··· Source records ···
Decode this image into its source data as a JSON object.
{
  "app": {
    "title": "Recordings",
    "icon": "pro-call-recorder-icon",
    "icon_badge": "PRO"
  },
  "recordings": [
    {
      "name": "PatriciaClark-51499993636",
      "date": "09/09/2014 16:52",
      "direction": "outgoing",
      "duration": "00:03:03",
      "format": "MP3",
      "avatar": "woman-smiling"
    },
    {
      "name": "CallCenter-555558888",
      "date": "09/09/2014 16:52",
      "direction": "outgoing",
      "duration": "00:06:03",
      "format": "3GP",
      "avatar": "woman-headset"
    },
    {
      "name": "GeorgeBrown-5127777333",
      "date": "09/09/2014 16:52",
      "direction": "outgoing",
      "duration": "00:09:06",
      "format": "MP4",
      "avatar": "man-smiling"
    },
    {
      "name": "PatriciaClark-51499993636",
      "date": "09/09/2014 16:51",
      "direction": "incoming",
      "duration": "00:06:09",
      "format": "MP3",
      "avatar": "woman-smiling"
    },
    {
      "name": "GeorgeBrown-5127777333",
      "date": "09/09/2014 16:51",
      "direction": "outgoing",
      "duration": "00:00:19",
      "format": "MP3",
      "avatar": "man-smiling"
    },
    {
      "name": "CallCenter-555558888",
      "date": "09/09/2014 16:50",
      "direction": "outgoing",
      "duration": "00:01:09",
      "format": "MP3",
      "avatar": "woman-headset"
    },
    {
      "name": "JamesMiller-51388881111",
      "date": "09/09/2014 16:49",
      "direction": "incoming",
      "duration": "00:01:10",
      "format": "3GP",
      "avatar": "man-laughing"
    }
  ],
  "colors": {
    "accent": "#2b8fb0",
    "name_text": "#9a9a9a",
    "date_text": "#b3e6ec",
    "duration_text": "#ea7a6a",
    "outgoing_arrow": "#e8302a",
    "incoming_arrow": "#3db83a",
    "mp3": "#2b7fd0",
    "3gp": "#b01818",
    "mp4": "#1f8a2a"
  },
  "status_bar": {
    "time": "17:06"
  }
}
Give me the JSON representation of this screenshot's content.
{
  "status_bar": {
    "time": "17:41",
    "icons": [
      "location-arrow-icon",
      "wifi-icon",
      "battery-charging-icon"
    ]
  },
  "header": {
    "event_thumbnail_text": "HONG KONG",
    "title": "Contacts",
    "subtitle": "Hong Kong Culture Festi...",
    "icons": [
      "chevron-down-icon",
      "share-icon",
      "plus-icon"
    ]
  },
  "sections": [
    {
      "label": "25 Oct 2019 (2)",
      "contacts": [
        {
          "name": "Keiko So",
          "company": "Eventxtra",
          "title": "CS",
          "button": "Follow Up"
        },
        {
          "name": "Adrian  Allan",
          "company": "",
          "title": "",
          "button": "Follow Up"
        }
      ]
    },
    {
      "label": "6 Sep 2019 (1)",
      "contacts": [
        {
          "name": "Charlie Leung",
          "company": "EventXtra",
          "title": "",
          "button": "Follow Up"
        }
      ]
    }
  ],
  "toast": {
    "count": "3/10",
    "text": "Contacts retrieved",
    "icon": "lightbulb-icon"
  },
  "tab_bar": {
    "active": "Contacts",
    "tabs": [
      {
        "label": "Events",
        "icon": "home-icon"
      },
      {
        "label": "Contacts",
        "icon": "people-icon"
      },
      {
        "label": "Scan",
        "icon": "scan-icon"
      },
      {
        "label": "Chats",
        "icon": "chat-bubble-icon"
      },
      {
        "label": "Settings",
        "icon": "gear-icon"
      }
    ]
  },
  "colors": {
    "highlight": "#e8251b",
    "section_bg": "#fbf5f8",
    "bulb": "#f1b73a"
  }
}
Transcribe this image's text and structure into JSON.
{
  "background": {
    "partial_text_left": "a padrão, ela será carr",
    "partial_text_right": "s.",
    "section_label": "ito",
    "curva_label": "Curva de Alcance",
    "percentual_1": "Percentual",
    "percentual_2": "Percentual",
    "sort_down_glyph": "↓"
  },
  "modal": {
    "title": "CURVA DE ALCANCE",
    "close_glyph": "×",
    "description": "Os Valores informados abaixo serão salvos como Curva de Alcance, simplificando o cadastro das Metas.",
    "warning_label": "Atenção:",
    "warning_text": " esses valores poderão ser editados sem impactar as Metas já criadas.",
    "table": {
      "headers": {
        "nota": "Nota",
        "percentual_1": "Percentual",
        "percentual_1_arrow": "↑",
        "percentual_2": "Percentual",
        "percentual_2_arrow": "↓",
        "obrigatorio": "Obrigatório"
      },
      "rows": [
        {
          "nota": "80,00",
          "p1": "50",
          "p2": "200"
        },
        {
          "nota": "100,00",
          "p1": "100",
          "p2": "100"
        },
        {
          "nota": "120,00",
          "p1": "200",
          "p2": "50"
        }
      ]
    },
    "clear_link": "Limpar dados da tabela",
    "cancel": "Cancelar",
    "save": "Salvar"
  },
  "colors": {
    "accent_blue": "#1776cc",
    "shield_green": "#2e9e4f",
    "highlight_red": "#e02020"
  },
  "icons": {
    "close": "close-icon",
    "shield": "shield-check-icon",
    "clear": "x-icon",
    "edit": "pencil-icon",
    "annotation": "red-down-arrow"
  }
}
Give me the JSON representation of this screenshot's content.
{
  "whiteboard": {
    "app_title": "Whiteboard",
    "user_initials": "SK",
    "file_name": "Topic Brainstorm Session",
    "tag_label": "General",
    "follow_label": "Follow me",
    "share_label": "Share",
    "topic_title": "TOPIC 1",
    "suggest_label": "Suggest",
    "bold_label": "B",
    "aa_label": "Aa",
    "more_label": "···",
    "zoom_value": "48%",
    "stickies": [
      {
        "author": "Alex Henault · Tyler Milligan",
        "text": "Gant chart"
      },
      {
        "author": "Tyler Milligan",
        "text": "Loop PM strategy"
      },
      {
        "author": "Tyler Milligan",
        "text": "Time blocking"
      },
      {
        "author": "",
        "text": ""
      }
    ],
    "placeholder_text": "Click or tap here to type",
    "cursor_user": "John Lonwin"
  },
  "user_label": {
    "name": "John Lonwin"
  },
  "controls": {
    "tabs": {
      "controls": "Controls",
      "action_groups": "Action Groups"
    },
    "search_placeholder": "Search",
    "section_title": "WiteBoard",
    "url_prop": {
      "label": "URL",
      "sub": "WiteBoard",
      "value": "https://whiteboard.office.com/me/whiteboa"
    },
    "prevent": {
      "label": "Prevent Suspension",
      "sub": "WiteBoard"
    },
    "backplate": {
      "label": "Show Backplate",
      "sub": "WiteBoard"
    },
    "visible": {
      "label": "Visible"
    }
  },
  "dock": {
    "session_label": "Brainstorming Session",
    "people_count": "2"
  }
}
···
• Task statement:
Please output the entire listing exactly as it stands.

• Result for this task:
Decode this image into its source data as a JSON object.
{
  "app": {
    "title": "Recordings",
    "icon": "pro-call-recorder-icon",
    "icon_badge": "PRO"
  },
  "recordings": [
    {
      "name": "PatriciaClark-51499993636",
      "date": "09/09/2014 16:52",
      "direction": "outgoing",
      "duration": "00:03:03",
      "format": "MP3",
      "avatar": "woman-smiling"
    },
    {
      "name": "CallCenter-555558888",
      "date": "09/09/2014 16:52",
      "direction": "outgoing",
      "duration": "00:06:03",
      "format": "3GP",
      "avatar": "woman-headset"
    },
    {
      "name": "GeorgeBrown-5127777333",
      "date": "09/09/2014 16:52",
      "direction": "outgoing",
      "duration": "00:09:06",
      "format": "MP4",
      "avatar": "man-smiling"
    },
    {
      "name": "PatriciaClark-51499993636",
      "date": "09/09/2014 16:51",
      "direction": "incoming",
      "duration": "00:06:09",
      "format": "MP3",
      "avatar": "woman-smiling"
    },
    {
      "name": "GeorgeBrown-5127777333",
      "date": "09/09/2014 16:51",
      "direction": "outgoing",
      "duration": "00:00:19",
      "format": "MP3",
      "avatar": "man-smiling"
    },
    {
      "name": "CallCenter-555558888",
      "date": "09/09/2014 16:50",
      "direction": "outgoing",
      "duration": "00:01:09",
      "format": "MP3",
      "avatar": "woman-headset"
    },
    {
      "name": "JamesMiller-51388881111",
      "date": "09/09/2014 16:49",
      "direction": "incoming",
      "duration": "00:01:10",
      "format": "3GP",
      "avatar": "man-laughing"
    }
  ],
  "colors": {
    "accent": "#2b8fb0",
    "name_text": "#9a9a9a",
    "date_text": "#b3e6ec",
    "duration_text": "#ea7a6a",
    "outgoing_arrow": "#e8302a",
    "incoming_arrow": "#3db83a",
    "mp3": "#2b7fd0",
    "3gp": "#b01818",
    "mp4": "#1f8a2a"
  },
  "status_bar": {
    "time": "17:06"
  }
}
Give me the JSON representation of this screenshot's content.
{
  "status_bar": {
    "time": "17:41",
    "icons": [
      "location-arrow-icon",
      "wifi-icon",
      "battery-charging-icon"
    ]
  },
  "header": {
    "event_thumbnail_text": "HONG KONG",
    "title": "Contacts",
    "subtitle": "Hong Kong Culture Festi...",
    "icons": [
      "chevron-down-icon",
      "share-icon",
      "plus-icon"
    ]
  },
  "sections": [
    {
      "label": "25 Oct 2019 (2)",
      "contacts": [
        {
          "name": "Keiko So",
          "company": "Eventxtra",
          "title": "CS",
          "button": "Follow Up"
        },
        {
          "name": "Adrian  Allan",
          "company": "",
          "title": "",
          "button": "Follow Up"
        }
      ]
    },
    {
      "label": "6 Sep 2019 (1)",
      "contacts": [
        {
          "name": "Charlie Leung",
          "company": "EventXtra",
          "title": "",
          "button": "Follow Up"
        }
      ]
    }
  ],
  "toast": {
    "count": "3/10",
    "text": "Contacts retrieved",
    "icon": "lightbulb-icon"
  },
  "tab_bar": {
    "active": "Contacts",
    "tabs": [
      {
        "label": "Events",
        "icon": "home-icon"
      },
      {
        "label": "Contacts",
        "icon": "people-icon"
      },
      {
        "label": "Scan",
        "icon": "scan-icon"
      },
      {
        "label": "Chats",
        "icon": "chat-bubble-icon"
      },
      {
        "label": "Settings",
        "icon": "gear-icon"
      }
    ]
  },
  "colors": {
    "highlight": "#e8251b",
    "section_bg": "#fbf5f8",
    "bulb": "#f1b73a"
  }
}
Transcribe this image's text and structure into JSON.
{
  "background": {
    "partial_text_left": "a padrão, ela será carr",
    "partial_text_right": "s.",
    "section_label": "ito",
    "curva_label": "Curva de Alcance",
    "percentual_1": "Percentual",
    "percentual_2": "Percentual",
    "sort_down_glyph": "↓"
  },
  "modal": {
    "title": "CURVA DE ALCANCE",
    "close_glyph": "×",
    "description": "Os Valores informados abaixo serão salvos como Curva de Alcance, simplificando o cadastro das Metas.",
    "warning_label": "Atenção:",
    "warning_text": " esses valores poderão ser editados sem impactar as Metas já criadas.",
    "table": {
      "headers": {
        "nota": "Nota",
        "percentual_1": "Percentual",
        "percentual_1_arrow": "↑",
        "percentual_2": "Percentual",
        "percentual_2_arrow": "↓",
        "obrigatorio": "Obrigatório"
      },
      "rows": [
        {
          "nota": "80,00",
          "p1": "50",
          "p2": "200"
        },
        {
          "nota": "100,00",
          "p1": "100",
          "p2": "100"
        },
        {
          "nota": "120,00",
          "p1": "200",
          "p2": "50"
        }
      ]
    },
    "clear_link": "Limpar dados da tabela",
    "cancel": "Cancelar",
    "save": "Salvar"
  },
  "colors": {
    "accent_blue": "#1776cc",
    "shield_green": "#2e9e4f",
    "highlight_red": "#e02020"
  },
  "icons": {
    "close": "close-icon",
    "shield": "shield-check-icon",
    "clear": "x-icon",
    "edit": "pencil-icon",
    "annotation": "red-down-arrow"
  }
}
Give me the JSON representation of this screenshot's content.
{
  "whiteboard": {
    "app_title": "Whiteboard",
    "user_initials": "SK",
    "file_name": "Topic Brainstorm Session",
    "tag_label": "General",
    "follow_label": "Follow me",
    "share_label": "Share",
    "topic_title": "TOPIC 1",
    "suggest_label": "Suggest",
    "bold_label": "B",
    "aa_label": "Aa",
    "more_label": "···",
    "zoom_value": "48%",
    "stickies": [
      {
        "author": "Alex Henault · Tyler Milligan",
        "text": "Gant chart"
      },
      {
        "author": "Tyler Milligan",
        "text": "Loop PM strategy"
      },
      {
        "author": "Tyler Milligan",
        "text": "Time blocking"
      },
      {
        "author": "",
        "text": ""
      }
    ],
    "placeholder_text": "Click or tap here to type",
    "cursor_user": "John Lonwin"
  },
  "user_label": {
    "name": "John Lonwin"
  },
  "controls": {
    "tabs": {
      "controls": "Controls",
      "action_groups": "Action Groups"
    },
    "search_placeholder": "Search",
    "section_title": "WiteBoard",
    "url_prop": {
      "label": "URL",
      "sub": "WiteBoard",
      "value": "https://whiteboard.office.com/me/whiteboa"
    },
    "prevent": {
      "label": "Prevent Suspension",
      "sub": "WiteBoard"
    },
    "backplate": {
      "label": "Show Backplate",
      "sub": "WiteBoard"
    },
    "visible": {
      "label": "Visible"
    }
  },
  "dock": {
    "session_label": "Brainstorming Session",
    "people_count": "2"
  }
}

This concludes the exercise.